WHAT TO WORK ON
Pictures don't belong in the copy; print all the records exactly.

-- start of MATERIAL FOR THE TASK --

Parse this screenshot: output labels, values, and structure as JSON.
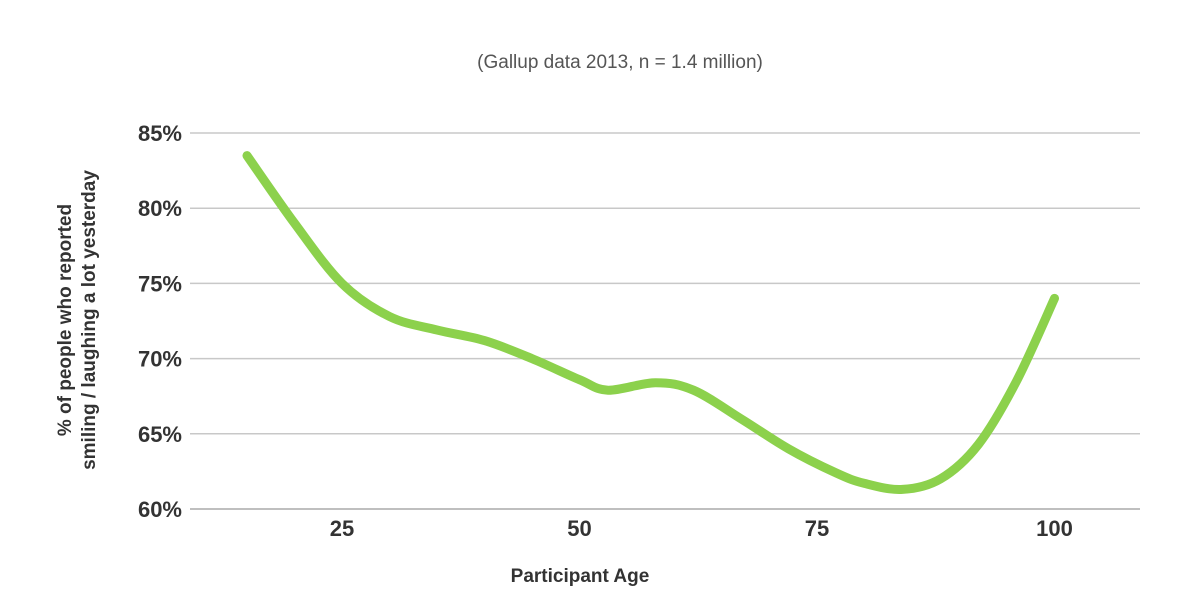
{
  "chart_data": {
    "type": "line",
    "subtitle": "(Gallup data 2013, n = 1.4 million)",
    "xlabel": "Participant Age",
    "ylabel_line1": "% of people who reported",
    "ylabel_line2": "smiling / laughing a lot yesterday",
    "xlim": [
      9,
      109
    ],
    "ylim": [
      60,
      85
    ],
    "x_ticks": [
      25,
      50,
      75,
      100
    ],
    "x_tick_labels": [
      "25",
      "50",
      "75",
      "100"
    ],
    "y_ticks": [
      60,
      65,
      70,
      75,
      80,
      85
    ],
    "y_tick_labels": [
      "60%",
      "65%",
      "70%",
      "75%",
      "80%",
      "85%"
    ],
    "grid": true,
    "series": [
      {
        "color": "#8cd14c",
        "x": [
          15,
          20,
          25,
          30,
          35,
          40,
          45,
          50,
          53,
          58,
          62,
          67,
          72,
          77,
          80,
          84,
          88,
          92,
          96,
          100
        ],
        "y": [
          83.5,
          79.0,
          75.0,
          72.8,
          71.9,
          71.2,
          70.0,
          68.6,
          67.9,
          68.4,
          67.9,
          66.0,
          64.0,
          62.4,
          61.7,
          61.3,
          62.0,
          64.3,
          68.5,
          74.0
        ]
      }
    ]
  }
}
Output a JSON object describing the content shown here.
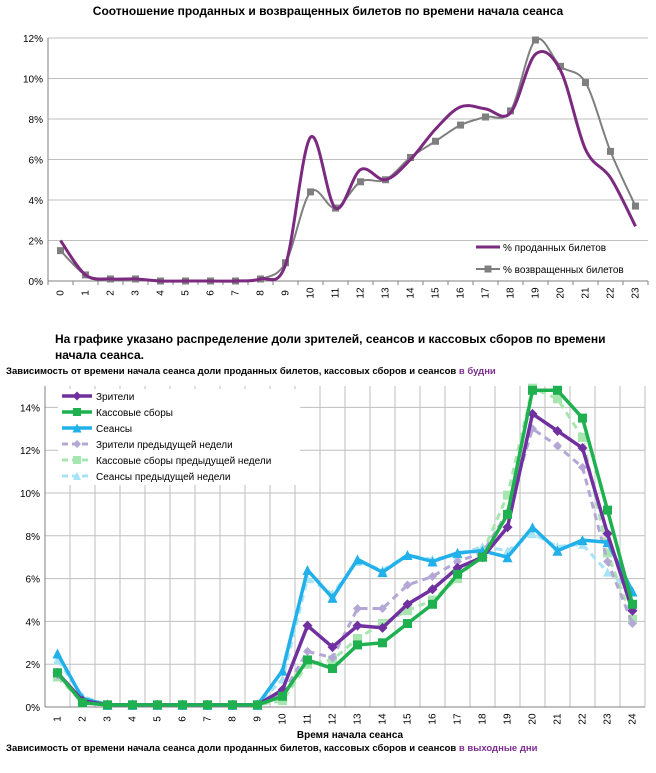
{
  "colors": {
    "sold": "#7b2a7f",
    "returned": "#7f7f7f",
    "viewers": "#7030a0",
    "revenue": "#1fb050",
    "sessions": "#21b0e9",
    "viewers_prev": "#b4a7d6",
    "revenue_prev": "#a8e6b0",
    "sessions_prev": "#a6e3f5",
    "accent_text": "#7b2d8e"
  },
  "annotation": "На графике указано распределение доли зрителей, сеансов и кассовых сборов по времени начала сеанса.",
  "footer": {
    "text": "Зависимость от времени начала сеанса доли проданных билетов, кассовых сборов и сеансов",
    "accent": "в выходные дни"
  },
  "chart_data": [
    {
      "type": "line",
      "title": "Соотношение проданных и возвращенных билетов по времени начала сеанса",
      "categories": [
        "0",
        "1",
        "2",
        "3",
        "4",
        "5",
        "6",
        "7",
        "8",
        "9",
        "10",
        "11",
        "12",
        "13",
        "14",
        "15",
        "16",
        "17",
        "18",
        "19",
        "20",
        "21",
        "22",
        "23"
      ],
      "ylim": [
        0,
        12
      ],
      "yticks": [
        "0%",
        "2%",
        "4%",
        "6%",
        "8%",
        "10%",
        "12%"
      ],
      "grid": true,
      "legend_position": "bottom-right",
      "series": [
        {
          "name": "% проданных билетов",
          "values": [
            2.0,
            0.3,
            0.1,
            0.1,
            0.0,
            0.0,
            0.0,
            0.0,
            0.1,
            0.8,
            7.1,
            3.6,
            5.5,
            5.0,
            6.0,
            7.5,
            8.6,
            8.5,
            8.3,
            11.2,
            10.4,
            6.5,
            5.1,
            2.7
          ]
        },
        {
          "name": "% возвращенных билетов",
          "values": [
            1.5,
            0.3,
            0.1,
            0.1,
            0.0,
            0.0,
            0.0,
            0.0,
            0.1,
            0.9,
            4.4,
            3.6,
            4.9,
            5.0,
            6.1,
            6.9,
            7.7,
            8.1,
            8.4,
            11.9,
            10.6,
            9.8,
            6.4,
            3.7
          ]
        }
      ]
    },
    {
      "type": "line",
      "title": "Зависимость от времени начала сеанса доли проданных билетов, кассовых сборов и сеансов",
      "title_accent": "в будни",
      "xlabel": "Время начала сеанса",
      "categories": [
        "1",
        "2",
        "3",
        "4",
        "5",
        "6",
        "7",
        "8",
        "9",
        "10",
        "11",
        "12",
        "13",
        "14",
        "15",
        "16",
        "17",
        "18",
        "19",
        "20",
        "21",
        "22",
        "23",
        "24"
      ],
      "ylim": [
        0,
        15
      ],
      "yticks": [
        "0%",
        "2%",
        "4%",
        "6%",
        "8%",
        "10%",
        "12%",
        "14%"
      ],
      "grid": true,
      "legend_position": "top-left",
      "series": [
        {
          "name": "Зрители",
          "values": [
            1.6,
            0.3,
            0.1,
            0.1,
            0.1,
            0.1,
            0.1,
            0.1,
            0.1,
            0.8,
            3.8,
            2.8,
            3.8,
            3.7,
            4.8,
            5.5,
            6.5,
            7.0,
            8.4,
            13.7,
            12.9,
            12.1,
            8.1,
            4.5
          ]
        },
        {
          "name": "Кассовые сборы",
          "values": [
            1.6,
            0.2,
            0.1,
            0.1,
            0.1,
            0.1,
            0.1,
            0.1,
            0.1,
            0.5,
            2.2,
            1.8,
            2.9,
            3.0,
            3.9,
            4.8,
            6.2,
            7.0,
            9.0,
            14.8,
            14.8,
            13.5,
            9.2,
            4.8
          ]
        },
        {
          "name": "Сеансы",
          "values": [
            2.5,
            0.4,
            0.1,
            0.1,
            0.1,
            0.1,
            0.1,
            0.1,
            0.1,
            1.7,
            6.4,
            5.1,
            6.9,
            6.3,
            7.1,
            6.8,
            7.2,
            7.3,
            7.0,
            8.4,
            7.3,
            7.8,
            7.7,
            5.4
          ]
        },
        {
          "name": "Зрители предыдущей недели",
          "values": [
            1.5,
            0.3,
            0.1,
            0.1,
            0.1,
            0.1,
            0.1,
            0.1,
            0.1,
            0.6,
            2.6,
            2.3,
            4.6,
            4.6,
            5.7,
            6.1,
            6.8,
            7.2,
            9.1,
            13.0,
            12.2,
            11.2,
            6.8,
            3.9
          ]
        },
        {
          "name": "Кассовые сборы предыдущей недели",
          "values": [
            1.4,
            0.2,
            0.1,
            0.1,
            0.1,
            0.1,
            0.1,
            0.1,
            0.1,
            0.3,
            2.0,
            2.2,
            3.2,
            3.9,
            4.5,
            5.0,
            6.0,
            7.2,
            9.9,
            14.9,
            14.4,
            12.6,
            7.2,
            4.1
          ]
        },
        {
          "name": "Сеансы предыдущей недели",
          "values": [
            2.2,
            0.5,
            0.1,
            0.1,
            0.1,
            0.1,
            0.1,
            0.1,
            0.1,
            1.3,
            6.0,
            5.3,
            6.8,
            6.4,
            7.1,
            6.9,
            7.1,
            7.5,
            7.3,
            8.1,
            7.5,
            7.6,
            6.3,
            5.4
          ]
        }
      ]
    }
  ]
}
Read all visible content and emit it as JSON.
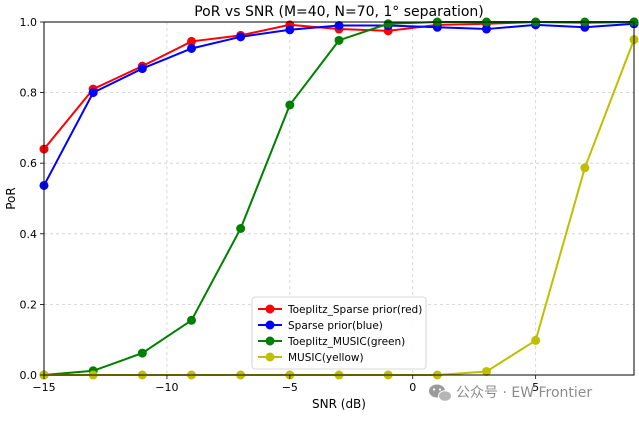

-- end of MATERIAL FOR THE TASK --

ANSWER TO THIS EXERCISE
Parse this screenshot: output labels, values, and structure as JSON.
{
  "chart_data": {
    "type": "line",
    "subtitle": "(Gallup data 2013, n = 1.4 million)",
    "xlabel": "Participant Age",
    "ylabel_line1": "% of people who reported",
    "ylabel_line2": "smiling / laughing a lot yesterday",
    "xlim": [
      9,
      109
    ],
    "ylim": [
      60,
      85
    ],
    "x_ticks": [
      25,
      50,
      75,
      100
    ],
    "x_tick_labels": [
      "25",
      "50",
      "75",
      "100"
    ],
    "y_ticks": [
      60,
      65,
      70,
      75,
      80,
      85
    ],
    "y_tick_labels": [
      "60%",
      "65%",
      "70%",
      "75%",
      "80%",
      "85%"
    ],
    "grid": true,
    "series": [
      {
        "color": "#8cd14c",
        "x": [
          15,
          20,
          25,
          30,
          35,
          40,
          45,
          50,
          53,
          58,
          62,
          67,
          72,
          77,
          80,
          84,
          88,
          92,
          96,
          100
        ],
        "y": [
          83.5,
          79.0,
          75.0,
          72.8,
          71.9,
          71.2,
          70.0,
          68.6,
          67.9,
          68.4,
          67.9,
          66.0,
          64.0,
          62.4,
          61.7,
          61.3,
          62.0,
          64.3,
          68.5,
          74.0
        ]
      }
    ]
  }
}
Output a JSON object describing the content shown here.
{
  "colors": {
    "sold": "#7b2a7f",
    "returned": "#7f7f7f",
    "viewers": "#7030a0",
    "revenue": "#1fb050",
    "sessions": "#21b0e9",
    "viewers_prev": "#b4a7d6",
    "revenue_prev": "#a8e6b0",
    "sessions_prev": "#a6e3f5",
    "accent_text": "#7b2d8e"
  },
  "annotation": "На графике указано распределение доли зрителей, сеансов и кассовых сборов по времени начала сеанса.",
  "footer": {
    "text": "Зависимость от времени начала сеанса доли проданных билетов, кассовых сборов и сеансов",
    "accent": "в выходные дни"
  },
  "chart_data": [
    {
      "type": "line",
      "title": "Соотношение проданных и возвращенных билетов по времени начала сеанса",
      "categories": [
        "0",
        "1",
        "2",
        "3",
        "4",
        "5",
        "6",
        "7",
        "8",
        "9",
        "10",
        "11",
        "12",
        "13",
        "14",
        "15",
        "16",
        "17",
        "18",
        "19",
        "20",
        "21",
        "22",
        "23"
      ],
      "ylim": [
        0,
        12
      ],
      "yticks": [
        "0%",
        "2%",
        "4%",
        "6%",
        "8%",
        "10%",
        "12%"
      ],
      "grid": true,
      "legend_position": "bottom-right",
      "series": [
        {
          "name": "% проданных билетов",
          "values": [
            2.0,
            0.3,
            0.1,
            0.1,
            0.0,
            0.0,
            0.0,
            0.0,
            0.1,
            0.8,
            7.1,
            3.6,
            5.5,
            5.0,
            6.0,
            7.5,
            8.6,
            8.5,
            8.3,
            11.2,
            10.4,
            6.5,
            5.1,
            2.7
          ]
        },
        {
          "name": "% возвращенных билетов",
          "values": [
            1.5,
            0.3,
            0.1,
            0.1,
            0.0,
            0.0,
            0.0,
            0.0,
            0.1,
            0.9,
            4.4,
            3.6,
            4.9,
            5.0,
            6.1,
            6.9,
            7.7,
            8.1,
            8.4,
            11.9,
            10.6,
            9.8,
            6.4,
            3.7
          ]
        }
      ]
    },
    {
      "type": "line",
      "title": "Зависимость от времени начала сеанса доли проданных билетов, кассовых сборов и сеансов",
      "title_accent": "в будни",
      "xlabel": "Время начала сеанса",
      "categories": [
        "1",
        "2",
        "3",
        "4",
        "5",
        "6",
        "7",
        "8",
        "9",
        "10",
        "11",
        "12",
        "13",
        "14",
        "15",
        "16",
        "17",
        "18",
        "19",
        "20",
        "21",
        "22",
        "23",
        "24"
      ],
      "ylim": [
        0,
        15
      ],
      "yticks": [
        "0%",
        "2%",
        "4%",
        "6%",
        "8%",
        "10%",
        "12%",
        "14%"
      ],
      "grid": true,
      "legend_position": "top-left",
      "series": [
        {
          "name": "Зрители",
          "values": [
            1.6,
            0.3,
            0.1,
            0.1,
            0.1,
            0.1,
            0.1,
            0.1,
            0.1,
            0.8,
            3.8,
            2.8,
            3.8,
            3.7,
            4.8,
            5.5,
            6.5,
            7.0,
            8.4,
            13.7,
            12.9,
            12.1,
            8.1,
            4.5
          ]
        },
        {
          "name": "Кассовые сборы",
          "values": [
            1.6,
            0.2,
            0.1,
            0.1,
            0.1,
            0.1,
            0.1,
            0.1,
            0.1,
            0.5,
            2.2,
            1.8,
            2.9,
            3.0,
            3.9,
            4.8,
            6.2,
            7.0,
            9.0,
            14.8,
            14.8,
            13.5,
            9.2,
            4.8
          ]
        },
        {
          "name": "Сеансы",
          "values": [
            2.5,
            0.4,
            0.1,
            0.1,
            0.1,
            0.1,
            0.1,
            0.1,
            0.1,
            1.7,
            6.4,
            5.1,
            6.9,
            6.3,
            7.1,
            6.8,
            7.2,
            7.3,
            7.0,
            8.4,
            7.3,
            7.8,
            7.7,
            5.4
          ]
        },
        {
          "name": "Зрители предыдущей недели",
          "values": [
            1.5,
            0.3,
            0.1,
            0.1,
            0.1,
            0.1,
            0.1,
            0.1,
            0.1,
            0.6,
            2.6,
            2.3,
            4.6,
            4.6,
            5.7,
            6.1,
            6.8,
            7.2,
            9.1,
            13.0,
            12.2,
            11.2,
            6.8,
            3.9
          ]
        },
        {
          "name": "Кассовые сборы предыдущей недели",
          "values": [
            1.4,
            0.2,
            0.1,
            0.1,
            0.1,
            0.1,
            0.1,
            0.1,
            0.1,
            0.3,
            2.0,
            2.2,
            3.2,
            3.9,
            4.5,
            5.0,
            6.0,
            7.2,
            9.9,
            14.9,
            14.4,
            12.6,
            7.2,
            4.1
          ]
        },
        {
          "name": "Сеансы предыдущей недели",
          "values": [
            2.2,
            0.5,
            0.1,
            0.1,
            0.1,
            0.1,
            0.1,
            0.1,
            0.1,
            1.3,
            6.0,
            5.3,
            6.8,
            6.4,
            7.1,
            6.9,
            7.1,
            7.5,
            7.3,
            8.1,
            7.5,
            7.6,
            6.3,
            5.4
          ]
        }
      ]
    }
  ]
}
Read all visible content and emit it as JSON.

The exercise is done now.